| Directive |
Track down every line below that holds "logo" and copy it.
[start of Records supplied]
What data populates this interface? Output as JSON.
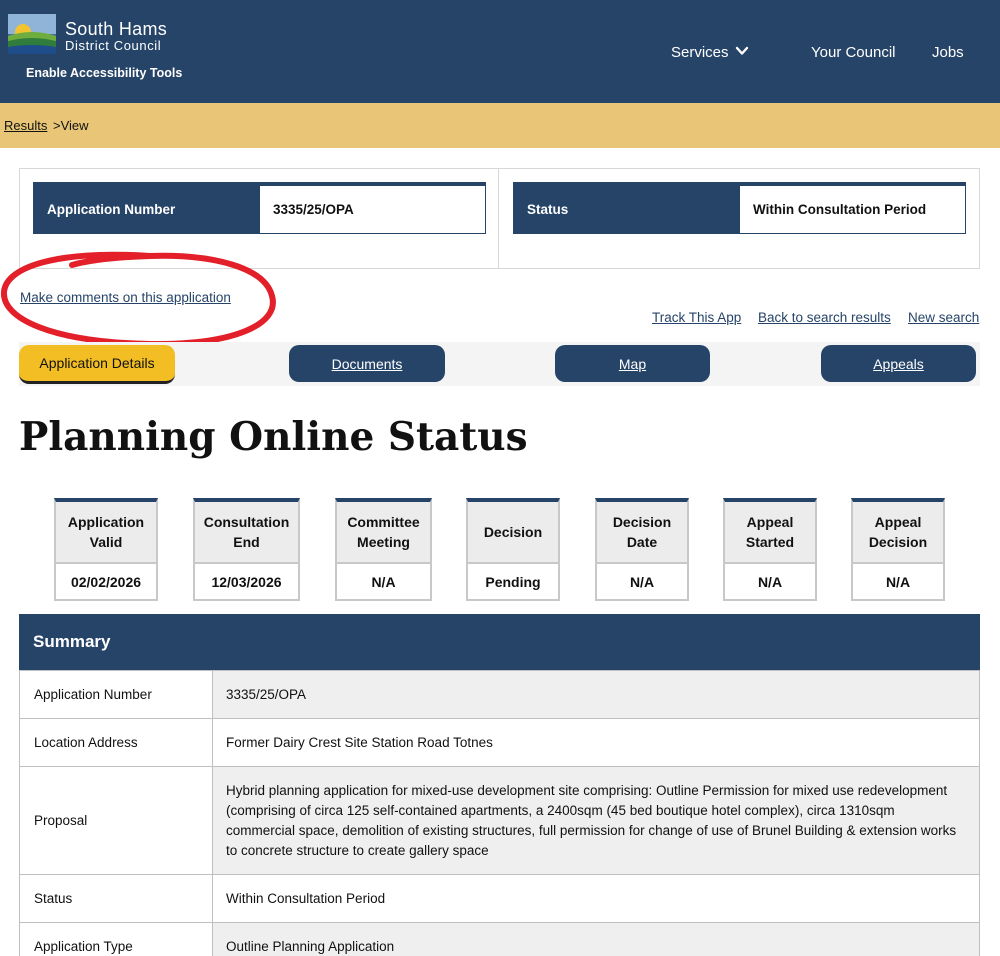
{
  "header": {
    "council_name_line1": "South Hams",
    "council_name_line2": "District Council",
    "accessibility_label": "Enable Accessibility Tools",
    "nav": {
      "services": "Services",
      "your_council": "Your Council",
      "jobs": "Jobs"
    }
  },
  "breadcrumb": {
    "results": "Results",
    "view": ">View"
  },
  "info": {
    "application_number_label": "Application Number",
    "application_number_value": "3335/25/OPA",
    "status_label": "Status",
    "status_value": "Within Consultation Period"
  },
  "links": {
    "make_comments": "Make comments on this application",
    "track": "Track This App",
    "back": "Back to search results",
    "new_search": "New search"
  },
  "tabs": {
    "details": "Application Details",
    "documents": "Documents",
    "map": "Map",
    "appeals": "Appeals"
  },
  "page_title": "Planning Online Status",
  "status_boxes": [
    {
      "title": "Application Valid",
      "value": "02/02/2026"
    },
    {
      "title": "Consultation End",
      "value": "12/03/2026"
    },
    {
      "title": "Committee Meeting",
      "value": "N/A"
    },
    {
      "title": "Decision",
      "value": "Pending"
    },
    {
      "title": "Decision Date",
      "value": "N/A"
    },
    {
      "title": "Appeal Started",
      "value": "N/A"
    },
    {
      "title": "Appeal Decision",
      "value": "N/A"
    }
  ],
  "summary": {
    "title": "Summary",
    "rows": [
      {
        "label": "Application Number",
        "value": "3335/25/OPA"
      },
      {
        "label": "Location Address",
        "value": "Former Dairy Crest Site Station Road Totnes"
      },
      {
        "label": "Proposal",
        "value": "Hybrid planning application for mixed-use development site comprising: Outline Permission for mixed use redevelopment (comprising of circa 125 self-contained apartments, a 2400sqm (45 bed boutique hotel complex), circa 1310sqm commercial space, demolition of existing structures, full permission for change of use of Brunel Building & extension works to concrete structure to create gallery space"
      },
      {
        "label": "Status",
        "value": "Within Consultation Period"
      },
      {
        "label": "Application Type",
        "value": "Outline Planning Application"
      }
    ]
  },
  "colors": {
    "brand_navy": "#264468",
    "breadcrumb_gold": "#e9c677",
    "active_tab_yellow": "#f2be24",
    "annotation_red": "#e3202a"
  },
  "icons": {
    "logo": "council-logo-icon",
    "services_chevron": "chevron-down-icon"
  }
}
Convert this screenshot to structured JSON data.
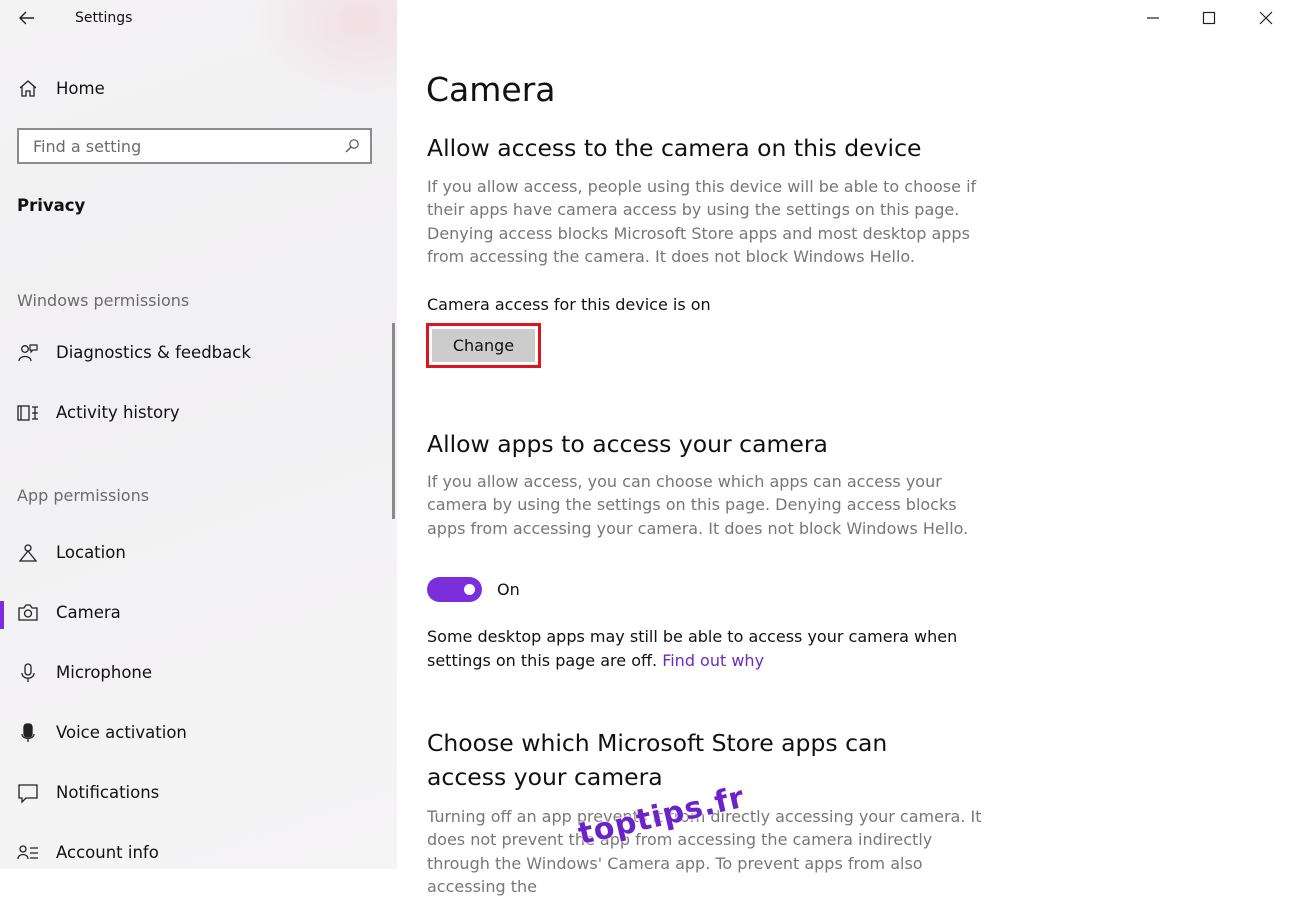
{
  "window": {
    "title": "Settings",
    "controls": [
      "minimize-icon",
      "maximize-icon",
      "close-icon"
    ]
  },
  "sidebar": {
    "home_label": "Home",
    "search_placeholder": "Find a setting",
    "current_section": "Privacy",
    "windows_permissions_label": "Windows permissions",
    "windows_items": [
      {
        "label": "Diagnostics & feedback",
        "icon": "diagnostics-icon"
      },
      {
        "label": "Activity history",
        "icon": "activity-history-icon"
      }
    ],
    "app_permissions_label": "App permissions",
    "app_items": [
      {
        "label": "Location",
        "icon": "location-icon"
      },
      {
        "label": "Camera",
        "icon": "camera-icon",
        "selected": true
      },
      {
        "label": "Microphone",
        "icon": "microphone-icon"
      },
      {
        "label": "Voice activation",
        "icon": "voice-activation-icon"
      },
      {
        "label": "Notifications",
        "icon": "notifications-icon"
      },
      {
        "label": "Account info",
        "icon": "account-info-icon"
      }
    ]
  },
  "main": {
    "title": "Camera",
    "device_section": {
      "heading": "Allow access to the camera on this device",
      "description": "If you allow access, people using this device will be able to choose if their apps have camera access by using the settings on this page. Denying access blocks Microsoft Store apps and most desktop apps from accessing the camera. It does not block Windows Hello.",
      "status": "Camera access for this device is on",
      "button_label": "Change"
    },
    "apps_section": {
      "heading": "Allow apps to access your camera",
      "description": "If you allow access, you can choose which apps can access your camera by using the settings on this page. Denying access blocks apps from accessing your camera. It does not block Windows Hello.",
      "toggle_state": "On",
      "note": "Some desktop apps may still be able to access your camera when settings on this page are off.",
      "link": "Find out why"
    },
    "store_section": {
      "heading": "Choose which Microsoft Store apps can access your camera",
      "description": "Turning off an app prevents it from directly accessing your camera. It does not prevent the app from accessing the camera indirectly through the Windows' Camera app. To prevent apps from also accessing the"
    }
  },
  "watermark": "toptips.fr",
  "colors": {
    "accent": "#7a2fdb",
    "highlight_border": "#e0131f",
    "link": "#6b2bbf",
    "sidebar_bg": "#f3f2f3"
  }
}
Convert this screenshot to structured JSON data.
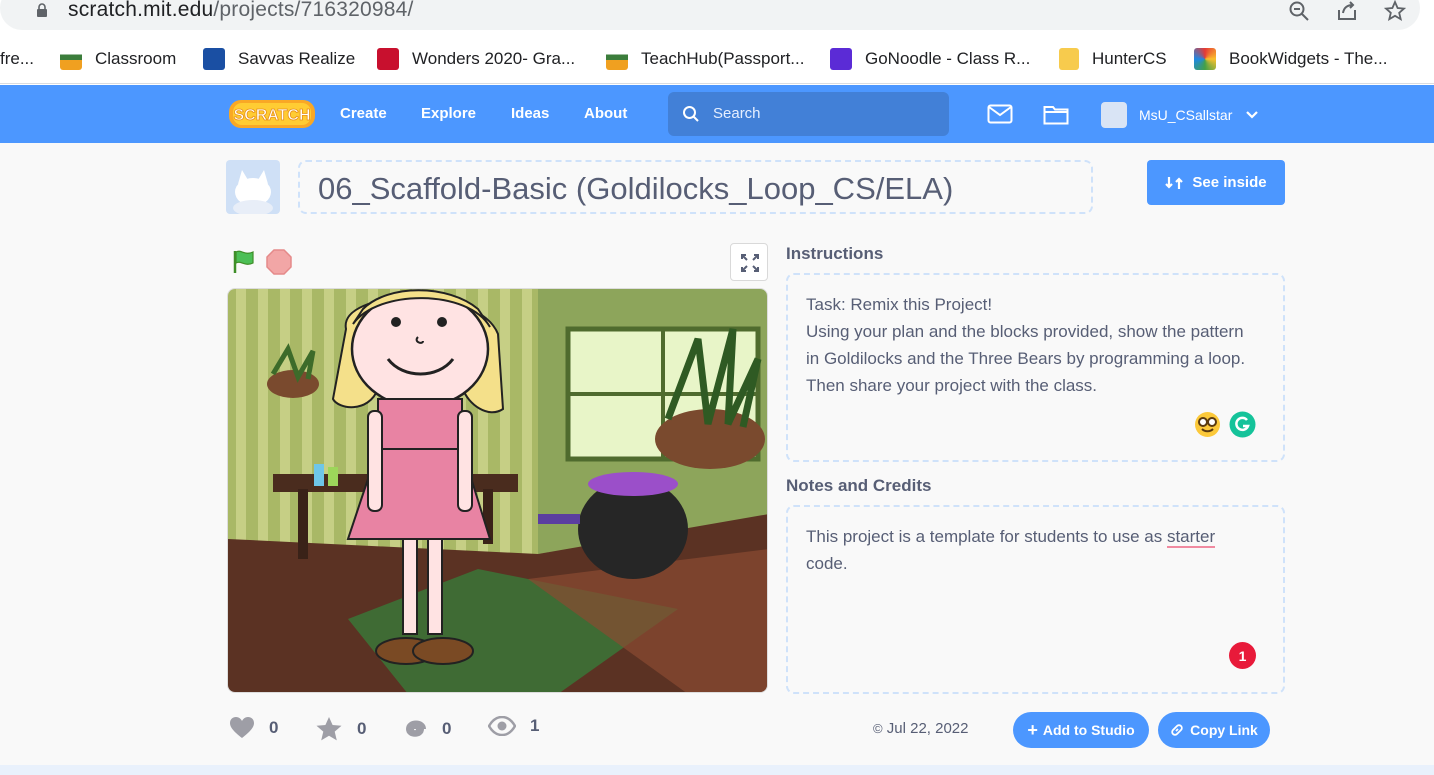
{
  "browser": {
    "url_host": "scratch.mit.edu",
    "url_path": "/projects/716320984/",
    "bookmarks": [
      {
        "label": "fre...",
        "icon": "bookmark-favicon"
      },
      {
        "label": "Classroom",
        "icon": "nyc-doe-icon"
      },
      {
        "label": "Savvas Realize",
        "icon": "savvas-icon"
      },
      {
        "label": "Wonders 2020- Gra...",
        "icon": "mcgraw-hill-icon"
      },
      {
        "label": "TeachHub(Passport...",
        "icon": "nyc-doe-icon"
      },
      {
        "label": "GoNoodle - Class R...",
        "icon": "gonoodle-icon"
      },
      {
        "label": "HunterCS",
        "icon": "folder-icon"
      },
      {
        "label": "BookWidgets - The...",
        "icon": "bookwidgets-icon"
      }
    ]
  },
  "nav": {
    "logo": "Scratch",
    "links": [
      "Create",
      "Explore",
      "Ideas",
      "About"
    ],
    "search_placeholder": "Search",
    "username": "MsU_CSallstar"
  },
  "project": {
    "title": "06_Scaffold-Basic (Goldilocks_Loop_CS/ELA)",
    "see_inside_label": "See inside",
    "instructions_heading": "Instructions",
    "instructions_text": "Task: Remix this Project!\nUsing your plan and the blocks provided, show the pattern in Goldilocks and the Three Bears by programming a loop. Then share your project with the class.",
    "notes_heading": "Notes and Credits",
    "notes_text_prefix": "This project is a template for students to use as ",
    "notes_text_underlined": "starter",
    "notes_text_suffix": "\ncode.",
    "notification_count": "1"
  },
  "stats": {
    "loves": "0",
    "favorites": "0",
    "remixes": "0",
    "views": "1"
  },
  "footer": {
    "date": "Jul 22, 2022",
    "add_to_studio_label": "Add to Studio",
    "copy_link_label": "Copy Link"
  },
  "colors": {
    "scratch_blue": "#4c97ff",
    "text": "#575e75",
    "dashed_border": "#cfe2fa"
  }
}
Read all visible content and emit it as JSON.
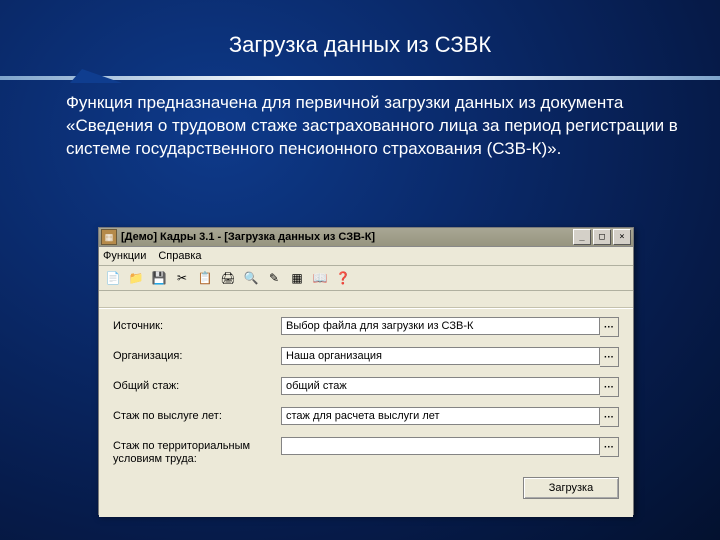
{
  "slide": {
    "title": "Загрузка данных из СЗВК",
    "description": "Функция предназначена для первичной загрузки данных из документа «Сведения о трудовом стаже застрахованного лица за период регистрации в системе государственного пенсионного страхования (СЗВ-К)»."
  },
  "window": {
    "title": "[Демо] Кадры 3.1 - [Загрузка данных из СЗВ-К]",
    "controls": {
      "min": "_",
      "max": "□",
      "close": "×"
    },
    "menu": {
      "functions": "Функции",
      "help": "Справка"
    },
    "toolbar_icons": [
      "📄",
      "📁",
      "💾",
      "✂",
      "📋",
      "🖨",
      "🔍",
      "✎",
      "▦",
      "📖",
      "❓"
    ]
  },
  "form": {
    "rows": [
      {
        "label": "Источник:",
        "value": "Выбор файла для загрузки из СЗВ-К"
      },
      {
        "label": "Организация:",
        "value": "Наша организация"
      },
      {
        "label": "Общий стаж:",
        "value": "общий стаж"
      },
      {
        "label": "Стаж по выслуге лет:",
        "value": "стаж для расчета выслуги лет"
      },
      {
        "label": "Стаж по территориальным условиям труда:",
        "value": ""
      }
    ],
    "ellipsis": "···",
    "load_button": "Загрузка"
  }
}
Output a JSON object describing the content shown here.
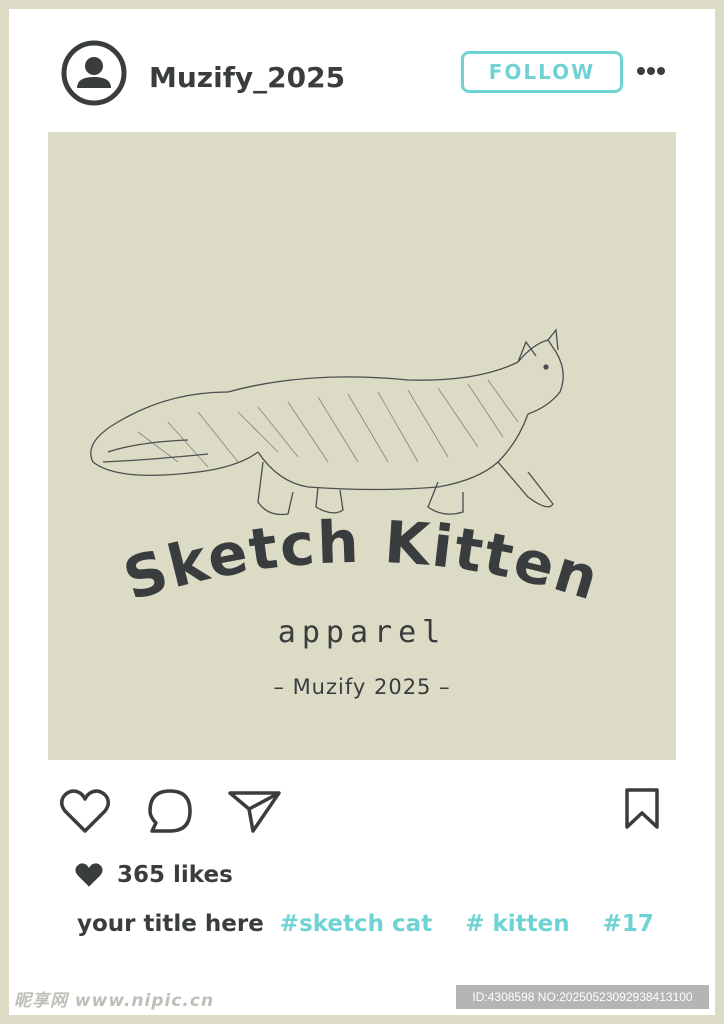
{
  "header": {
    "username": "Muzify_2025",
    "follow_label": "FOLLOW"
  },
  "post": {
    "brand_title": "Sketch Kitten",
    "brand_subtitle": "apparel",
    "brand_credit": "– Muzify 2025 –"
  },
  "engagement": {
    "likes": "365 likes"
  },
  "caption": {
    "title": "your title here",
    "hashtags": [
      "#sketch cat",
      "# kitten",
      "#17"
    ]
  },
  "watermark": {
    "logo": "昵享网 www.nipic.cn",
    "id_text": "ID:4308598 NO:20250523092938413100"
  },
  "colors": {
    "accent": "#6fd3d3",
    "ink": "#3a3d3d",
    "frame": "#dcdbc6"
  },
  "icons": [
    "user-avatar-icon",
    "more-dots-icon",
    "heart-icon",
    "comment-icon",
    "send-icon",
    "bookmark-icon",
    "heart-filled-icon"
  ]
}
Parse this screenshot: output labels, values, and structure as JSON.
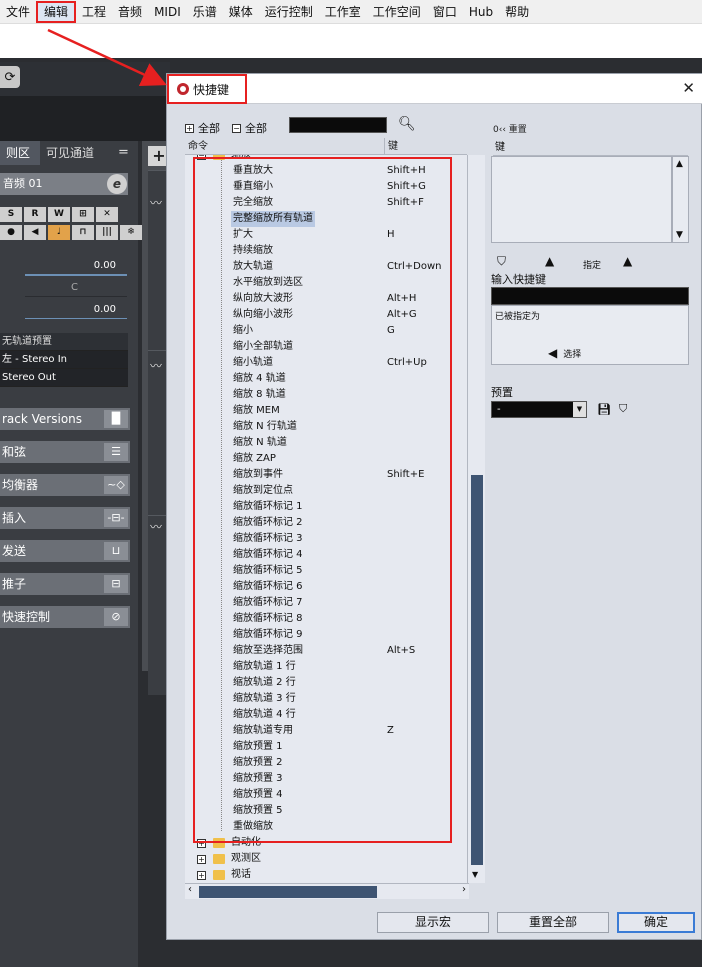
[end of Records supplied]
| Right answer |
    "logo": "council-logo-icon",
    "logo": "Scratch",
    "logo": "昵享网 www.nipic.cn",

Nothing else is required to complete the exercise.